Written exercise:
Report the number of lines that include "ylabel", with no additional text.

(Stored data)
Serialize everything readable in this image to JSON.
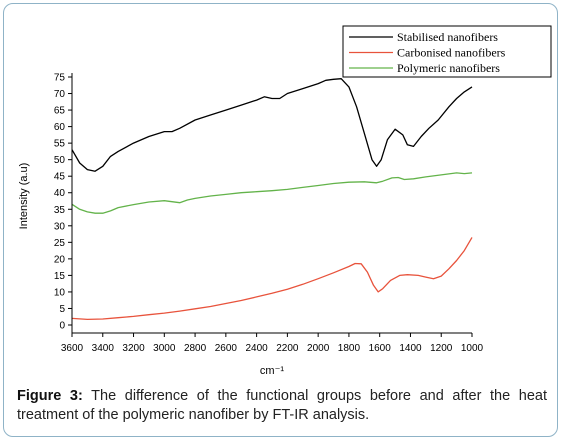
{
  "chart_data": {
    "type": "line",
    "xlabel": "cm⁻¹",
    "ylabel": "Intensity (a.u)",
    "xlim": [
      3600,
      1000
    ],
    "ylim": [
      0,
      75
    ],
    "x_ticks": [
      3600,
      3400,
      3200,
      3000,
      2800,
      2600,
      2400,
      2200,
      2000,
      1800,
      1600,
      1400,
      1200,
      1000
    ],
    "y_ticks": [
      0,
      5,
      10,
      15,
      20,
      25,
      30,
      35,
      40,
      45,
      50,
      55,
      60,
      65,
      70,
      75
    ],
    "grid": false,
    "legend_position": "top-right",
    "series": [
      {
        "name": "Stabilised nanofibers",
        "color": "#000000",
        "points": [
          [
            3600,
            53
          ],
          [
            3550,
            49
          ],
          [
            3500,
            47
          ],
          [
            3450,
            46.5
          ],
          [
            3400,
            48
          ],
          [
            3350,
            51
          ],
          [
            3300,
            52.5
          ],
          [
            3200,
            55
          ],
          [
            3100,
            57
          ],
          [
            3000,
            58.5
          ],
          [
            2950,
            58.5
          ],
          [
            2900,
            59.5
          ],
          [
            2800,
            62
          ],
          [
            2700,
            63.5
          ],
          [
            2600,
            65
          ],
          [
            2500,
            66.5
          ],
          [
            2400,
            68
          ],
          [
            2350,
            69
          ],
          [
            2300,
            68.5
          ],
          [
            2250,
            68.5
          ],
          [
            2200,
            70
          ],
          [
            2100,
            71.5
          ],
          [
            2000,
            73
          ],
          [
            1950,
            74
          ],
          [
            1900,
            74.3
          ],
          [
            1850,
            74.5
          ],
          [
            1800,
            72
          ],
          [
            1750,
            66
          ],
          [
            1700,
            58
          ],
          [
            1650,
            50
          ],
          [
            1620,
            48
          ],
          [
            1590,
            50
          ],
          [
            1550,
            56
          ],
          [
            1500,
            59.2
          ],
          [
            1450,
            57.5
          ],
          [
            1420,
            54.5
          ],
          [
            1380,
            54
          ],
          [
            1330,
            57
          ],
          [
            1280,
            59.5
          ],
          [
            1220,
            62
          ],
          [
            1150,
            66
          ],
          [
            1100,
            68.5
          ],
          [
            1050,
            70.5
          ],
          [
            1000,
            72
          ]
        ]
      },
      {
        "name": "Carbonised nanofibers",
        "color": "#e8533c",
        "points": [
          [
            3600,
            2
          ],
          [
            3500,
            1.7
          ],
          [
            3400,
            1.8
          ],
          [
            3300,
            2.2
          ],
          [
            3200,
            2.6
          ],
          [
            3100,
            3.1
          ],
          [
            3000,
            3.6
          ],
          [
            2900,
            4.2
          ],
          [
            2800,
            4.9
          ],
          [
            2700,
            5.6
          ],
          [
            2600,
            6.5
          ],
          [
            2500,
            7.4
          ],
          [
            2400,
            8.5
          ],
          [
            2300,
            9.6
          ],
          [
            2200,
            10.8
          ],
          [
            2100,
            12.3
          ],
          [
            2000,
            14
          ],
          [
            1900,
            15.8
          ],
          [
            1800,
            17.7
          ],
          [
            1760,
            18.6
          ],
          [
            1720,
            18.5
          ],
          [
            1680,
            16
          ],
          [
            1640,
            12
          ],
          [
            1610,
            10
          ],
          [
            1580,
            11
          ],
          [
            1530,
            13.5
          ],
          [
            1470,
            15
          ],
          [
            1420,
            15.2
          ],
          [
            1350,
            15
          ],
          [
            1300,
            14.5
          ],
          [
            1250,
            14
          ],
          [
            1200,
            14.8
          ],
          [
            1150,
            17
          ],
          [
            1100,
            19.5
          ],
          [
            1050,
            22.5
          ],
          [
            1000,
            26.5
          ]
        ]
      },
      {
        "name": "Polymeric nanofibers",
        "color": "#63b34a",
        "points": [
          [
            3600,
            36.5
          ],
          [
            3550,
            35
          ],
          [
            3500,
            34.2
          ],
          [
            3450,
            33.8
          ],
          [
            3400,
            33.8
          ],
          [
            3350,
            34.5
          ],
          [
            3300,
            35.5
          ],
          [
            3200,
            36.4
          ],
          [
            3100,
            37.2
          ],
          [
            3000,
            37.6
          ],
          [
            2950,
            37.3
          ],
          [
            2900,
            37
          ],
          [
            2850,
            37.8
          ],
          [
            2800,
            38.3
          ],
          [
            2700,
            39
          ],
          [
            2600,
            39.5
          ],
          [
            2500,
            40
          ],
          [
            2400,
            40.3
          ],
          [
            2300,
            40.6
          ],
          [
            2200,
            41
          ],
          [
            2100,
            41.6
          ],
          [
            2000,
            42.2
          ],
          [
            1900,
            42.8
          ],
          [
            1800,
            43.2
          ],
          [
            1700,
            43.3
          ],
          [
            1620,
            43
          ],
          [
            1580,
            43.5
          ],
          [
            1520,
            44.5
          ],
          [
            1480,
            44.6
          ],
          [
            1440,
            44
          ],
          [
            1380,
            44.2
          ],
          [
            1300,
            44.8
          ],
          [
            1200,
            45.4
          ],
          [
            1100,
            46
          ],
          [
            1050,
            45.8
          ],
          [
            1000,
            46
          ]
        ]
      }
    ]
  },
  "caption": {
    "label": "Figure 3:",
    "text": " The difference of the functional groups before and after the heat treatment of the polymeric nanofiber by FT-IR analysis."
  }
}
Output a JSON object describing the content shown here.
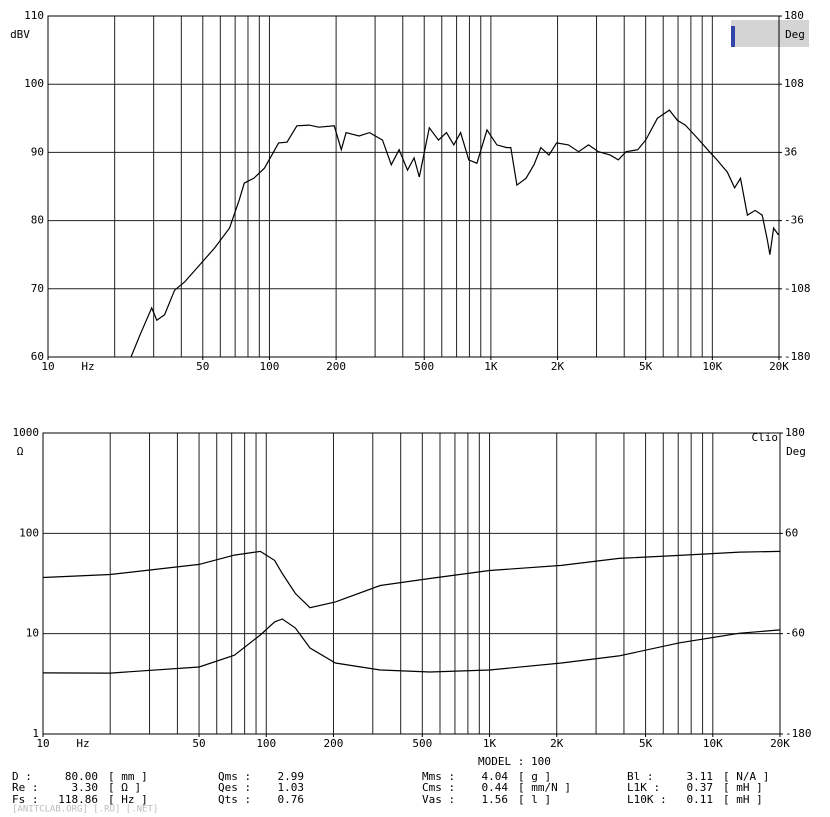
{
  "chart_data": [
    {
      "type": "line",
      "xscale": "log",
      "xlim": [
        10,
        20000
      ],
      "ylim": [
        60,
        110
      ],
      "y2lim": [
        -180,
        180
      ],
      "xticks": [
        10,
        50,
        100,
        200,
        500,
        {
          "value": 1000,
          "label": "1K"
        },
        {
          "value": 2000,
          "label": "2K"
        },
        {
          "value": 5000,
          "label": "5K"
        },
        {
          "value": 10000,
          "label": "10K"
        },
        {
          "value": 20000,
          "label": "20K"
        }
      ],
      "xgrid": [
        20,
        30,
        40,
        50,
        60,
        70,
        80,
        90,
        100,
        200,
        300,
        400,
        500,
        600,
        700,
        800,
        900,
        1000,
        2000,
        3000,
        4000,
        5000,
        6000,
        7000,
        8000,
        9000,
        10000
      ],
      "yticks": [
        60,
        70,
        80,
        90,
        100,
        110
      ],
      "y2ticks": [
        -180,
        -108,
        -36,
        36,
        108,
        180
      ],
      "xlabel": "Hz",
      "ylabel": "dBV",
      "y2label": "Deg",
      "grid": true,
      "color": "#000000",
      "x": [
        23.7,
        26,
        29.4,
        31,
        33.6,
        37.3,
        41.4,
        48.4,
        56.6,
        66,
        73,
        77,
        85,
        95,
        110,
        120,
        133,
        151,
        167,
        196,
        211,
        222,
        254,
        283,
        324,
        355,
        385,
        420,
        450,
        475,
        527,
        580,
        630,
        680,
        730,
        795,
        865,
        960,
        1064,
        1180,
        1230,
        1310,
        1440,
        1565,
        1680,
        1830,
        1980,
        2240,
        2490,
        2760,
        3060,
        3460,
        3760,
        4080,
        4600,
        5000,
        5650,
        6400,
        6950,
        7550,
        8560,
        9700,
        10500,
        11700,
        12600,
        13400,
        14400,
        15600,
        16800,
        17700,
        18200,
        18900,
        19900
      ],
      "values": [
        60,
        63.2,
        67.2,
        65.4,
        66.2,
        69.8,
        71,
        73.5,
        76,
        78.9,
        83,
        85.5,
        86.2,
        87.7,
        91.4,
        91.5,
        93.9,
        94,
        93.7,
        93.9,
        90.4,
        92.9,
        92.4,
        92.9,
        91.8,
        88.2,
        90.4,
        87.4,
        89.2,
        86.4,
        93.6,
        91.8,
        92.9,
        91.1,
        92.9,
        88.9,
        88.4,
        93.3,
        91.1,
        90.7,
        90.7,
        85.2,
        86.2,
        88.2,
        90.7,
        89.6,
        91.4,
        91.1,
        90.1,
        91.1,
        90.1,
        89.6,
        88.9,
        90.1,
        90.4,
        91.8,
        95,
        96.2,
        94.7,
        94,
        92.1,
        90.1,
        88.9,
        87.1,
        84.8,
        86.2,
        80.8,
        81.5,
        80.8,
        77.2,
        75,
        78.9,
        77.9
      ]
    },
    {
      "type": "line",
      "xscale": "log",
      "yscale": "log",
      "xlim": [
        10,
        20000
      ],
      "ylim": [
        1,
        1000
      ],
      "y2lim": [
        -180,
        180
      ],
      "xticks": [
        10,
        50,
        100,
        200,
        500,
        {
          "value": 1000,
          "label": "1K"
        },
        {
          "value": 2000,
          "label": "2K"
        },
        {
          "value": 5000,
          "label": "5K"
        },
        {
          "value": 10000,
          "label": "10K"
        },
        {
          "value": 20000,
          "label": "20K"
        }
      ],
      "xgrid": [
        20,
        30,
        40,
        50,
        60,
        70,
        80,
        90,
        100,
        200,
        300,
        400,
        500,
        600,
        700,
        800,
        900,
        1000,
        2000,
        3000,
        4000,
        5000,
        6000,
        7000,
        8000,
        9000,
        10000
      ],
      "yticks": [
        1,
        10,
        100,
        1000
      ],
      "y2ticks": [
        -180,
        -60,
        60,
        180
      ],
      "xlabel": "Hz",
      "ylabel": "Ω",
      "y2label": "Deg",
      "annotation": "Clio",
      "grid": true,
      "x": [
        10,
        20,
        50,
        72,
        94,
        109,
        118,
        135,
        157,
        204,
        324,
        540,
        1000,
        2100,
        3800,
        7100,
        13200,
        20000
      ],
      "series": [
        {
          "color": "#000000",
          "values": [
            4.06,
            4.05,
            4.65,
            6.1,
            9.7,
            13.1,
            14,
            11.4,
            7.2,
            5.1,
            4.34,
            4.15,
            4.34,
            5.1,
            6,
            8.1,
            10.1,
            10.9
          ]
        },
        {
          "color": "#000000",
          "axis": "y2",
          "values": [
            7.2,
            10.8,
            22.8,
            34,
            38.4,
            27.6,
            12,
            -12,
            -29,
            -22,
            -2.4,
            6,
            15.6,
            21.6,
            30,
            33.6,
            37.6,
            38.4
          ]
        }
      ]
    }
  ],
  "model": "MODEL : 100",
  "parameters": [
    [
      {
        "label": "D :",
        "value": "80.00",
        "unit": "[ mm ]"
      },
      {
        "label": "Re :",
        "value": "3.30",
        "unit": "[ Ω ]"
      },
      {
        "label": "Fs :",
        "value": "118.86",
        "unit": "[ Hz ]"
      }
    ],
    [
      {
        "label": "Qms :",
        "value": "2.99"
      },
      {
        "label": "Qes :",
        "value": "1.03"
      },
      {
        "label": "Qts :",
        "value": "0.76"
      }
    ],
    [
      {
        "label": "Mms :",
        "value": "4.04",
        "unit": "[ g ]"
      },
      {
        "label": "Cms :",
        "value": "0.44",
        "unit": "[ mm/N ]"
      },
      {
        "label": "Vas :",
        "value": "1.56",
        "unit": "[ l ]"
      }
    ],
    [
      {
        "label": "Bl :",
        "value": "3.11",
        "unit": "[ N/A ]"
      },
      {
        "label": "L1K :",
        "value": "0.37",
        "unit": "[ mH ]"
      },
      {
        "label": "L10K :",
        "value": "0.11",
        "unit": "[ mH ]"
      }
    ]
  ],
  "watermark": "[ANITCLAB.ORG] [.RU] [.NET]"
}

Exercise solution:
3